## Begin

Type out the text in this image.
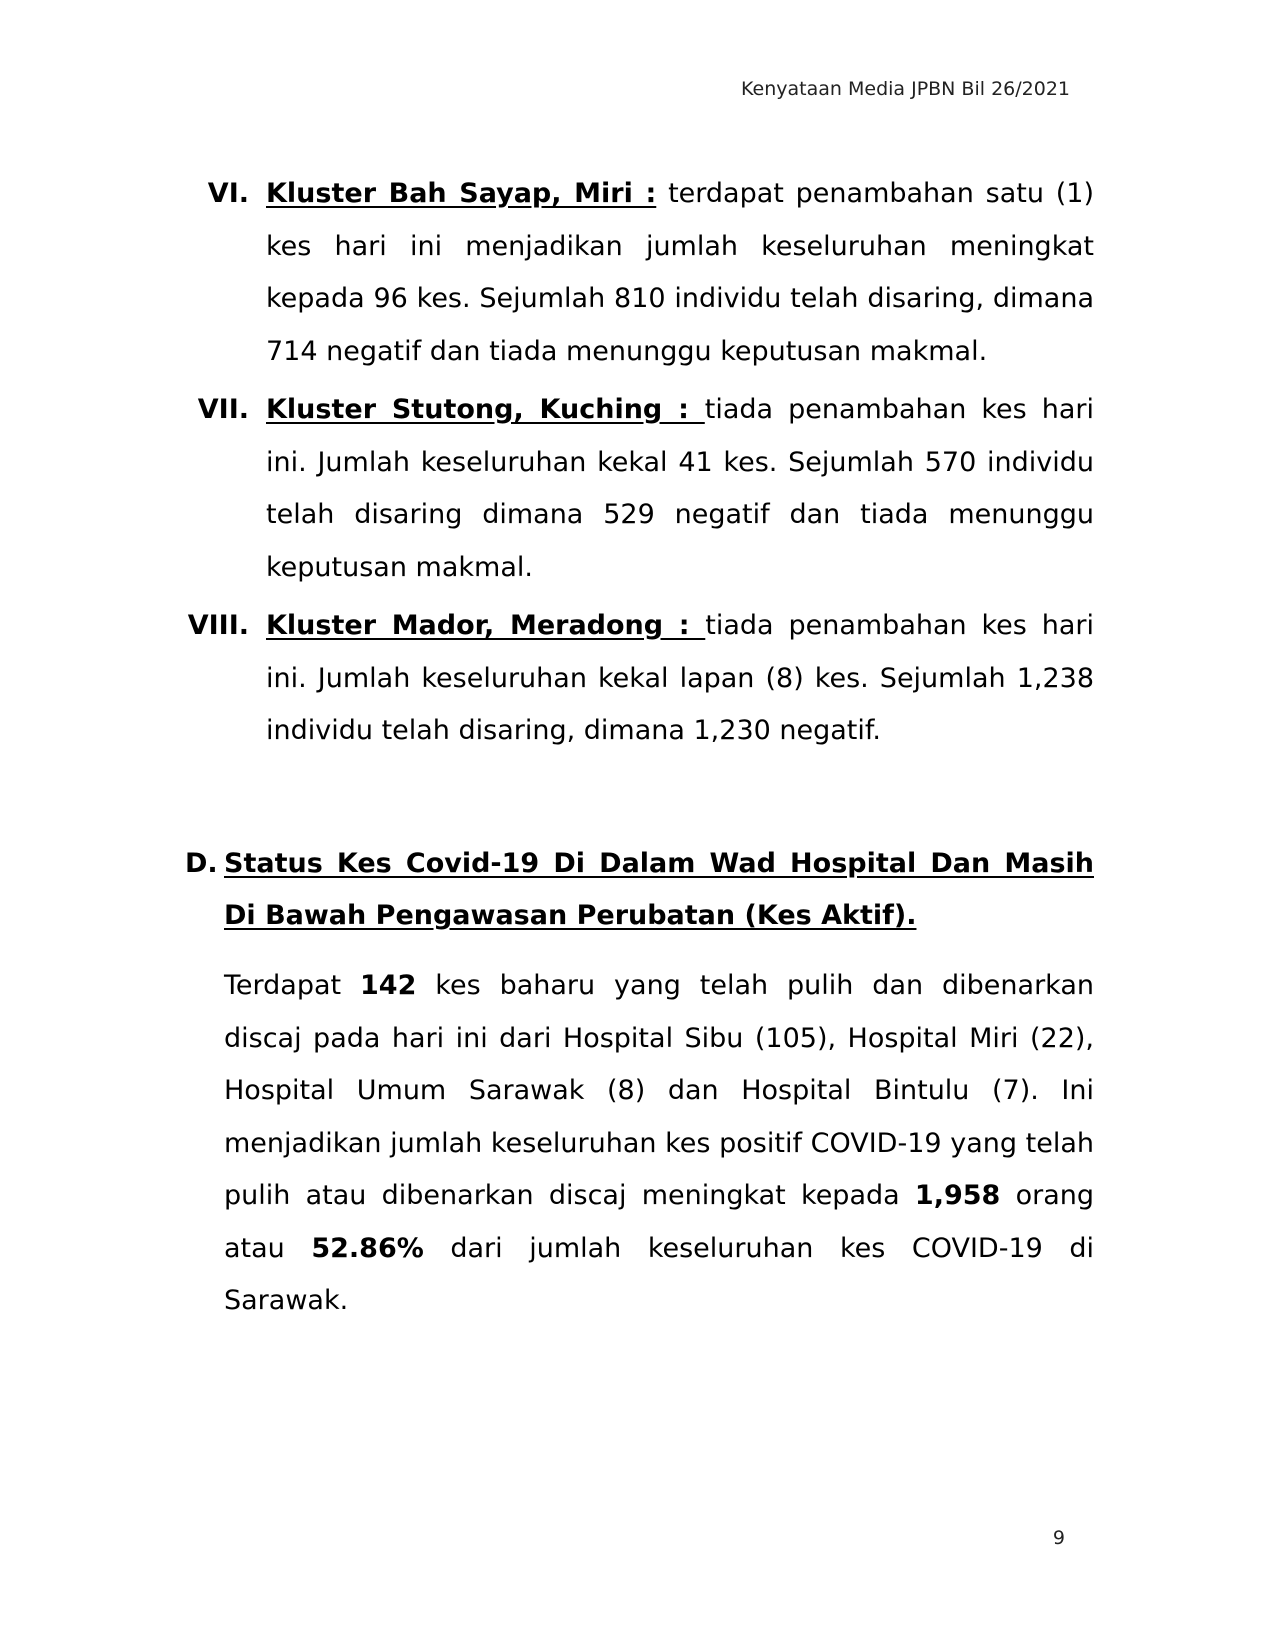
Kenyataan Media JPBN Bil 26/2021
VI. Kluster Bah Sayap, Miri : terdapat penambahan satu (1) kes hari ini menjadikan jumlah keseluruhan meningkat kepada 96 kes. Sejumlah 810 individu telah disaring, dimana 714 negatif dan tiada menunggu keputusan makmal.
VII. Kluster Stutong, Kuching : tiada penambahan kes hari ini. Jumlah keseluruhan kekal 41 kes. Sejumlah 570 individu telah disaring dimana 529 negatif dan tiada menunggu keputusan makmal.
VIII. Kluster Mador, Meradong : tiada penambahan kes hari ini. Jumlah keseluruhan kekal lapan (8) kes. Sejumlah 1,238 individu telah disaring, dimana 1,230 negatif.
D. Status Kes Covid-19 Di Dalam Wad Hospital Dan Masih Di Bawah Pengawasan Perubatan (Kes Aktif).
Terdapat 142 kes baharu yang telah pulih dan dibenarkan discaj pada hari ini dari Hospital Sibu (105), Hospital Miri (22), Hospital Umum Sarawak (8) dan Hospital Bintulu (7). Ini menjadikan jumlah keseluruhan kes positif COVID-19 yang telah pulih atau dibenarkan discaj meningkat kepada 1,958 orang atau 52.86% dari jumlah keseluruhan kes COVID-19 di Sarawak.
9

## End

WHAT IS ASKED -
Output the records above exactly; leave out the pictures.

THE RESPONSE -
Type out the text in this image.
Kenyataan Media JPBN Bil 26/2021
VI. Kluster Bah Sayap, Miri : terdapat penambahan satu (1) kes hari ini menjadikan jumlah keseluruhan meningkat kepada 96 kes. Sejumlah 810 individu telah disaring, dimana 714 negatif dan tiada menunggu keputusan makmal.
VII. Kluster Stutong, Kuching : tiada penambahan kes hari ini. Jumlah keseluruhan kekal 41 kes. Sejumlah 570 individu telah disaring dimana 529 negatif dan tiada menunggu keputusan makmal.
VIII. Kluster Mador, Meradong : tiada penambahan kes hari ini. Jumlah keseluruhan kekal lapan (8) kes. Sejumlah 1,238 individu telah disaring, dimana 1,230 negatif.
D. Status Kes Covid-19 Di Dalam Wad Hospital Dan Masih Di Bawah Pengawasan Perubatan (Kes Aktif).
Terdapat 142 kes baharu yang telah pulih dan dibenarkan discaj pada hari ini dari Hospital Sibu (105), Hospital Miri (22), Hospital Umum Sarawak (8) dan Hospital Bintulu (7). Ini menjadikan jumlah keseluruhan kes positif COVID-19 yang telah pulih atau dibenarkan discaj meningkat kepada 1,958 orang atau 52.86% dari jumlah keseluruhan kes COVID-19 di Sarawak.
9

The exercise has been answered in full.